Given records
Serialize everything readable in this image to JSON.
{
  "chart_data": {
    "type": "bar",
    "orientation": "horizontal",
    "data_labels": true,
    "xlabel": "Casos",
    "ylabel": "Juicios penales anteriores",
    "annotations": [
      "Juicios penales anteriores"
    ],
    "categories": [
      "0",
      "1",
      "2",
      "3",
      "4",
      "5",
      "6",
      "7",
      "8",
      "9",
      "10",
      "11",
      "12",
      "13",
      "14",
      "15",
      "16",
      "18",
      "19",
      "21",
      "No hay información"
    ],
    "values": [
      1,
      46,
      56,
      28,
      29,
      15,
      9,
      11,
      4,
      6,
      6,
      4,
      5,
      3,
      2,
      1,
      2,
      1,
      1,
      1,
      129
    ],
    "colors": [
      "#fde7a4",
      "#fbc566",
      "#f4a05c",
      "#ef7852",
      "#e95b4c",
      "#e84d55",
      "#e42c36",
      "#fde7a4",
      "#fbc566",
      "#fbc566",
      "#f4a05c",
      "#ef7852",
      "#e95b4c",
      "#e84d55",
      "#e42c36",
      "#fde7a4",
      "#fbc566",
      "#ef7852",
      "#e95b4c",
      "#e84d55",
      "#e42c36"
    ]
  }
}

Exercise task
All of the entries above must be quoted exactly.

Written solution
Serialize everything readable in this image to JSON.
{
  "chart_data": {
    "type": "bar",
    "orientation": "horizontal",
    "data_labels": true,
    "xlabel": "Casos",
    "ylabel": "Juicios penales anteriores",
    "annotations": [
      "Juicios penales anteriores"
    ],
    "categories": [
      "0",
      "1",
      "2",
      "3",
      "4",
      "5",
      "6",
      "7",
      "8",
      "9",
      "10",
      "11",
      "12",
      "13",
      "14",
      "15",
      "16",
      "18",
      "19",
      "21",
      "No hay información"
    ],
    "values": [
      1,
      46,
      56,
      28,
      29,
      15,
      9,
      11,
      4,
      6,
      6,
      4,
      5,
      3,
      2,
      1,
      2,
      1,
      1,
      1,
      129
    ],
    "colors": [
      "#fde7a4",
      "#fbc566",
      "#f4a05c",
      "#ef7852",
      "#e95b4c",
      "#e84d55",
      "#e42c36",
      "#fde7a4",
      "#fbc566",
      "#fbc566",
      "#f4a05c",
      "#ef7852",
      "#e95b4c",
      "#e84d55",
      "#e42c36",
      "#fde7a4",
      "#fbc566",
      "#ef7852",
      "#e95b4c",
      "#e84d55",
      "#e42c36"
    ]
  }
}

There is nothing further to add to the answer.